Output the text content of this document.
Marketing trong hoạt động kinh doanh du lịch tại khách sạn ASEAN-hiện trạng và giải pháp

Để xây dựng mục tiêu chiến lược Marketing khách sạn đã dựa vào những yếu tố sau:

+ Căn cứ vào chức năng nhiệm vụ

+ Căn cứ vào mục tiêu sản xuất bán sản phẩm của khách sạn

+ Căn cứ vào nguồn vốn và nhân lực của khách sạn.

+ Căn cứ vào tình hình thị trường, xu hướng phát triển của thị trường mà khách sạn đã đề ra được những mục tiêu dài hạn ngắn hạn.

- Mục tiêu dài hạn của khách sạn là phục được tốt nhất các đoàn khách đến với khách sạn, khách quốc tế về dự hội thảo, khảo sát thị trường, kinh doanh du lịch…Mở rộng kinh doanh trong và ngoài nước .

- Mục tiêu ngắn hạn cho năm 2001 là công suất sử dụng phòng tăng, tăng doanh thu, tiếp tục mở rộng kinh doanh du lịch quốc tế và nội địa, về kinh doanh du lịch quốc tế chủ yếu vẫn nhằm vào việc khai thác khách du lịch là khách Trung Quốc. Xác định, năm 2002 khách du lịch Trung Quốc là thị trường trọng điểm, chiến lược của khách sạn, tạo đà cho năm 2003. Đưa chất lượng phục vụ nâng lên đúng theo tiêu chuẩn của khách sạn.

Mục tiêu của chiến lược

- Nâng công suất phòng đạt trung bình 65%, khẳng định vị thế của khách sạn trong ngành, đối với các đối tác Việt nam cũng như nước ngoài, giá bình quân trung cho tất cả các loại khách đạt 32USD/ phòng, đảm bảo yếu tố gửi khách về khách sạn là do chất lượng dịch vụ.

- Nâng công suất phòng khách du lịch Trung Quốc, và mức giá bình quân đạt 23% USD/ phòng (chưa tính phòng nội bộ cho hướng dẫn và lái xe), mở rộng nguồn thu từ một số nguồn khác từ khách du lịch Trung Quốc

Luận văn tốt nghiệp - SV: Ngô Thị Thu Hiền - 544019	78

★ ★ ★ ★

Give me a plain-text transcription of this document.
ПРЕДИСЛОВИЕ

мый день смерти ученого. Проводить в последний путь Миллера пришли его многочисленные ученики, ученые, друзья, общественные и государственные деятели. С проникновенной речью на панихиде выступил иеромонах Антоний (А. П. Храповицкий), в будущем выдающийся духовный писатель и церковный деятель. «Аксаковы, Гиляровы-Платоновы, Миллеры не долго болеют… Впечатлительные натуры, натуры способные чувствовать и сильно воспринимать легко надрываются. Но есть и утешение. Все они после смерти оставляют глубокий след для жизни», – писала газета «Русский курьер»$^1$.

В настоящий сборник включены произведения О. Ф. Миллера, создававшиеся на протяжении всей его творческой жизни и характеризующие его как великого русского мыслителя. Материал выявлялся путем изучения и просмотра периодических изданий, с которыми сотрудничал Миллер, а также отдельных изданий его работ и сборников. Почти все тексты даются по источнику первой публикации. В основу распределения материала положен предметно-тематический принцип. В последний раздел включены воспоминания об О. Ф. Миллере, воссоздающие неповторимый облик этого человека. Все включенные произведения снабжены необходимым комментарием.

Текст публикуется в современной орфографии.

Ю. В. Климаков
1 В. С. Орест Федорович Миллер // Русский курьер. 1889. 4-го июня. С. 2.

★ ★ ★ ★

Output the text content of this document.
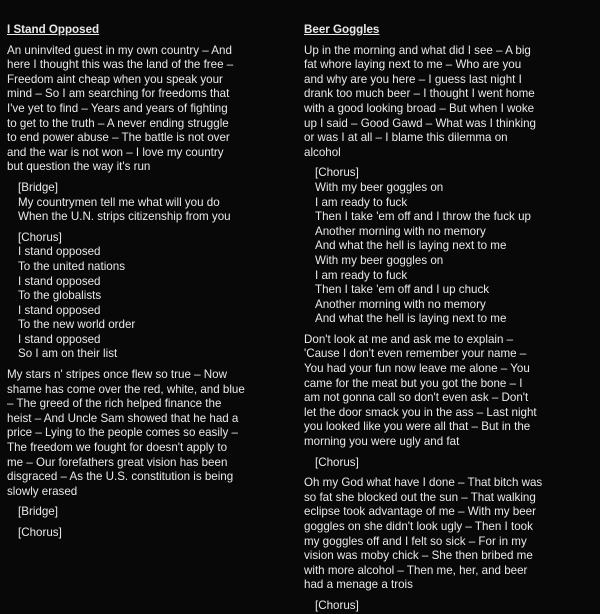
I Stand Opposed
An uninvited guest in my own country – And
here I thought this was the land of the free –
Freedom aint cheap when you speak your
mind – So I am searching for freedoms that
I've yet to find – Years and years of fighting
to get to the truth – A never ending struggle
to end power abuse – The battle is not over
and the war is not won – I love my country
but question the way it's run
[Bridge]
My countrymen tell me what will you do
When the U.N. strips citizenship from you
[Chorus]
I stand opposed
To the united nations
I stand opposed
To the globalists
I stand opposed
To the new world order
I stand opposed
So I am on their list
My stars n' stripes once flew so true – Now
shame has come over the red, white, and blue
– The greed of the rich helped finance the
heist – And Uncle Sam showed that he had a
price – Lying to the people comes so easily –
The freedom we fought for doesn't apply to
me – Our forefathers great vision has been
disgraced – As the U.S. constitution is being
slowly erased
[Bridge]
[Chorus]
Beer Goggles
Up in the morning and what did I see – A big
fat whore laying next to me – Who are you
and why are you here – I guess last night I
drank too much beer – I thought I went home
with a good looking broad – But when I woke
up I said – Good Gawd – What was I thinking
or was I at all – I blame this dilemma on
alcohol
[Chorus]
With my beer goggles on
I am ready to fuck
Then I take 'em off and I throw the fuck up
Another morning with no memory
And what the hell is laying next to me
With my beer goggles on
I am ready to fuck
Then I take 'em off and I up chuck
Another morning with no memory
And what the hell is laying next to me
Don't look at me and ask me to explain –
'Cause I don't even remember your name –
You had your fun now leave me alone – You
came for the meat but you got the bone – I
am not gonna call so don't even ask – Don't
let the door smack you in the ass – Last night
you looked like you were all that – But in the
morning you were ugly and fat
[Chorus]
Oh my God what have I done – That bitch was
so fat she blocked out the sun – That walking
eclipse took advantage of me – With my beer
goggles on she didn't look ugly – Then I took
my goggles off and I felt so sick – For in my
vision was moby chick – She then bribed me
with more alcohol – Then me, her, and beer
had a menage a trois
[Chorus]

★ ★ ★ ★

Written exercise: Identify every line above with the string "Marketing" in it. Copy those lines.

Task solution:
Marketing trong hoạt động kinh doanh du lịch tại khách sạn ASEAN-hiện trạng và giải pháp
Để xây dựng mục tiêu chiến lược Marketing khách sạn đã dựa vào những yếu tố sau:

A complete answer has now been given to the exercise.